_Records for the task_.

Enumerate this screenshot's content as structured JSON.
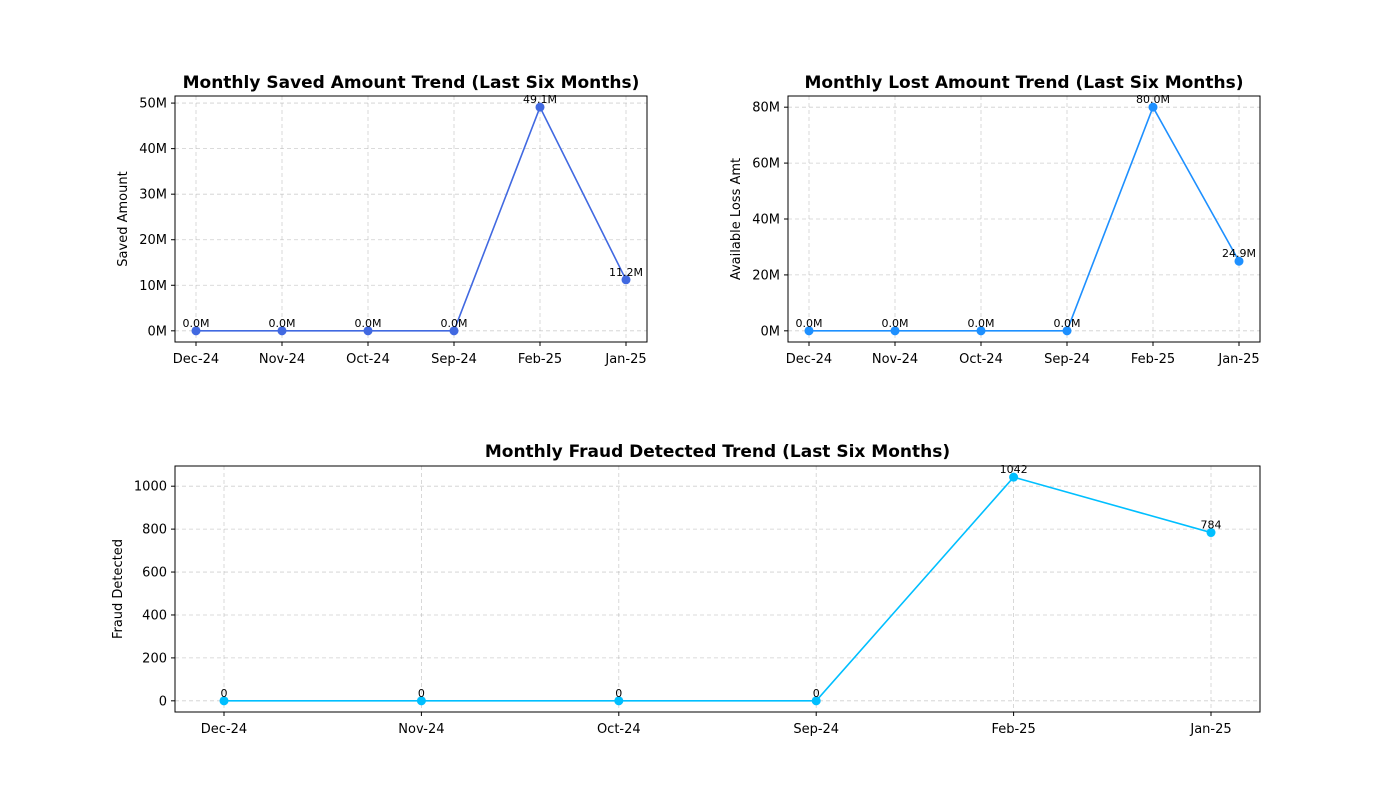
{
  "chart_data": [
    {
      "type": "line",
      "title": "Monthly Saved Amount Trend (Last Six Months)",
      "xlabel": "",
      "ylabel": "Saved Amount",
      "categories": [
        "Dec-24",
        "Nov-24",
        "Oct-24",
        "Sep-24",
        "Feb-25",
        "Jan-25"
      ],
      "values": [
        0,
        0,
        0,
        0,
        49.1,
        11.2
      ],
      "value_unit": "M",
      "data_labels": [
        "0.0M",
        "0.0M",
        "0.0M",
        "0.0M",
        "49.1M",
        "11.2M"
      ],
      "yticks": [
        0,
        10,
        20,
        30,
        40,
        50
      ],
      "ytick_labels": [
        "0M",
        "10M",
        "20M",
        "30M",
        "40M",
        "50M"
      ],
      "ylim": [
        -2.455,
        51.555
      ],
      "color": "#4169e1",
      "grid": true
    },
    {
      "type": "line",
      "title": "Monthly Lost Amount Trend (Last Six Months)",
      "xlabel": "",
      "ylabel": "Available Loss Amt",
      "categories": [
        "Dec-24",
        "Nov-24",
        "Oct-24",
        "Sep-24",
        "Feb-25",
        "Jan-25"
      ],
      "values": [
        0,
        0,
        0,
        0,
        80.0,
        24.9
      ],
      "value_unit": "M",
      "data_labels": [
        "0.0M",
        "0.0M",
        "0.0M",
        "0.0M",
        "80.0M",
        "24.9M"
      ],
      "yticks": [
        0,
        20,
        40,
        60,
        80
      ],
      "ytick_labels": [
        "0M",
        "20M",
        "40M",
        "60M",
        "80M"
      ],
      "ylim": [
        -4.0,
        84.0
      ],
      "color": "#1e90ff",
      "grid": true
    },
    {
      "type": "line",
      "title": "Monthly Fraud Detected Trend (Last Six Months)",
      "xlabel": "",
      "ylabel": "Fraud Detected",
      "categories": [
        "Dec-24",
        "Nov-24",
        "Oct-24",
        "Sep-24",
        "Feb-25",
        "Jan-25"
      ],
      "values": [
        0,
        0,
        0,
        0,
        1042,
        784
      ],
      "data_labels": [
        "0",
        "0",
        "0",
        "0",
        "1042",
        "784"
      ],
      "yticks": [
        0,
        200,
        400,
        600,
        800,
        1000
      ],
      "ytick_labels": [
        "0",
        "200",
        "400",
        "600",
        "800",
        "1000"
      ],
      "ylim": [
        -52.1,
        1094.1
      ],
      "color": "#00bfff",
      "grid": true
    }
  ]
}
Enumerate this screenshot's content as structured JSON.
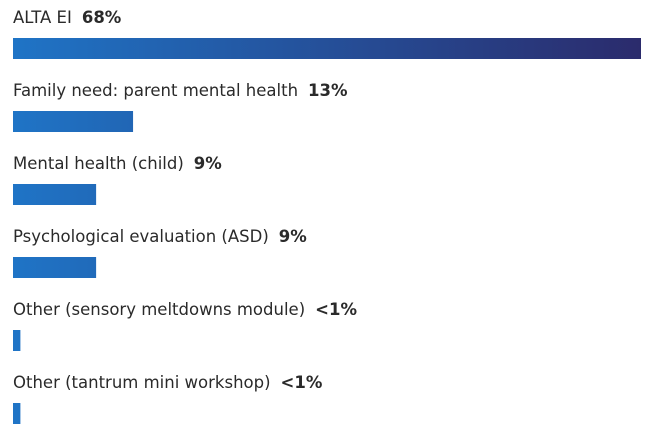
{
  "chart_data": {
    "type": "bar",
    "orientation": "horizontal",
    "categories": [
      "ALTA EI",
      "Family need: parent mental health",
      "Mental health (child)",
      "Psychological evaluation (ASD)",
      "Other (sensory meltdowns module)",
      "Other (tantrum mini workshop)"
    ],
    "values": [
      68,
      13,
      9,
      9,
      0.8,
      0.8
    ],
    "value_labels": [
      "68%",
      "13%",
      "9%",
      "9%",
      "<1%",
      "<1%"
    ],
    "gradient": [
      "#1f74c6",
      "#2b2b6c"
    ]
  }
}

_Task goal_. Leave out the pictures and transcribe everything else exactly.

_Solution for this problem_.
Enumerate this screenshot's content as structured JSON.
{
  "chart_data": [
    {
      "type": "line",
      "title": "Monthly Saved Amount Trend (Last Six Months)",
      "xlabel": "",
      "ylabel": "Saved Amount",
      "categories": [
        "Dec-24",
        "Nov-24",
        "Oct-24",
        "Sep-24",
        "Feb-25",
        "Jan-25"
      ],
      "values": [
        0,
        0,
        0,
        0,
        49.1,
        11.2
      ],
      "value_unit": "M",
      "data_labels": [
        "0.0M",
        "0.0M",
        "0.0M",
        "0.0M",
        "49.1M",
        "11.2M"
      ],
      "yticks": [
        0,
        10,
        20,
        30,
        40,
        50
      ],
      "ytick_labels": [
        "0M",
        "10M",
        "20M",
        "30M",
        "40M",
        "50M"
      ],
      "ylim": [
        -2.455,
        51.555
      ],
      "color": "#4169e1",
      "grid": true
    },
    {
      "type": "line",
      "title": "Monthly Lost Amount Trend (Last Six Months)",
      "xlabel": "",
      "ylabel": "Available Loss Amt",
      "categories": [
        "Dec-24",
        "Nov-24",
        "Oct-24",
        "Sep-24",
        "Feb-25",
        "Jan-25"
      ],
      "values": [
        0,
        0,
        0,
        0,
        80.0,
        24.9
      ],
      "value_unit": "M",
      "data_labels": [
        "0.0M",
        "0.0M",
        "0.0M",
        "0.0M",
        "80.0M",
        "24.9M"
      ],
      "yticks": [
        0,
        20,
        40,
        60,
        80
      ],
      "ytick_labels": [
        "0M",
        "20M",
        "40M",
        "60M",
        "80M"
      ],
      "ylim": [
        -4.0,
        84.0
      ],
      "color": "#1e90ff",
      "grid": true
    },
    {
      "type": "line",
      "title": "Monthly Fraud Detected Trend (Last Six Months)",
      "xlabel": "",
      "ylabel": "Fraud Detected",
      "categories": [
        "Dec-24",
        "Nov-24",
        "Oct-24",
        "Sep-24",
        "Feb-25",
        "Jan-25"
      ],
      "values": [
        0,
        0,
        0,
        0,
        1042,
        784
      ],
      "data_labels": [
        "0",
        "0",
        "0",
        "0",
        "1042",
        "784"
      ],
      "yticks": [
        0,
        200,
        400,
        600,
        800,
        1000
      ],
      "ytick_labels": [
        "0",
        "200",
        "400",
        "600",
        "800",
        "1000"
      ],
      "ylim": [
        -52.1,
        1094.1
      ],
      "color": "#00bfff",
      "grid": true
    }
  ]
}
Enumerate this screenshot's content as structured JSON.
{
  "chart_data": {
    "type": "bar",
    "orientation": "horizontal",
    "categories": [
      "ALTA EI",
      "Family need: parent mental health",
      "Mental health (child)",
      "Psychological evaluation (ASD)",
      "Other (sensory meltdowns module)",
      "Other (tantrum mini workshop)"
    ],
    "values": [
      68,
      13,
      9,
      9,
      0.8,
      0.8
    ],
    "value_labels": [
      "68%",
      "13%",
      "9%",
      "9%",
      "<1%",
      "<1%"
    ],
    "gradient": [
      "#1f74c6",
      "#2b2b6c"
    ]
  }
}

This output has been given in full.